Directive: Return the listing below in full, with every line exactly as it is.

[Stored items]
-=-=-
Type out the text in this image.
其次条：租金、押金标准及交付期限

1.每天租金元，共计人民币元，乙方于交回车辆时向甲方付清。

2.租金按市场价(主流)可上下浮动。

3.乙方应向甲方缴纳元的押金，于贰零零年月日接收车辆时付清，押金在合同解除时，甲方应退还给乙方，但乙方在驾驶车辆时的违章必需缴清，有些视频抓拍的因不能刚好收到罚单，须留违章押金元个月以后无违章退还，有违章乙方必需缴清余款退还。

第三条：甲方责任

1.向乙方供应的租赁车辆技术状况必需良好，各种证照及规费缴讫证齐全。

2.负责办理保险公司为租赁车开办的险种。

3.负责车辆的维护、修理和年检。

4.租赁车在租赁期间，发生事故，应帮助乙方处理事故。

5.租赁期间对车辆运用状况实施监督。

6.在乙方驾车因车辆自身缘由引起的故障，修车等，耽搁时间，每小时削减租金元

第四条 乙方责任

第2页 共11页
-=-=-
The response:
Type out the text in this image.
其次条：租金、押金标准及交付期限

1.每天租金元，共计人民币元，乙方于交回车辆时向甲方付清。

2.租金按市场价(主流)可上下浮动。

3.乙方应向甲方缴纳元的押金，于贰零零年月日接收车辆时付清，押金在合同解除时，甲方应退还给乙方，但乙方在驾驶车辆时的违章必需缴清，有些视频抓拍的因不能刚好收到罚单，须留违章押金元个月以后无违章退还，有违章乙方必需缴清余款退还。

第三条：甲方责任

1.向乙方供应的租赁车辆技术状况必需良好，各种证照及规费缴讫证齐全。

2.负责办理保险公司为租赁车开办的险种。

3.负责车辆的维护、修理和年检。

4.租赁车在租赁期间，发生事故，应帮助乙方处理事故。

5.租赁期间对车辆运用状况实施监督。

6.在乙方驾车因车辆自身缘由引起的故障，修车等，耽搁时间，每小时削减租金元

第四条 乙方责任

第2页 共11页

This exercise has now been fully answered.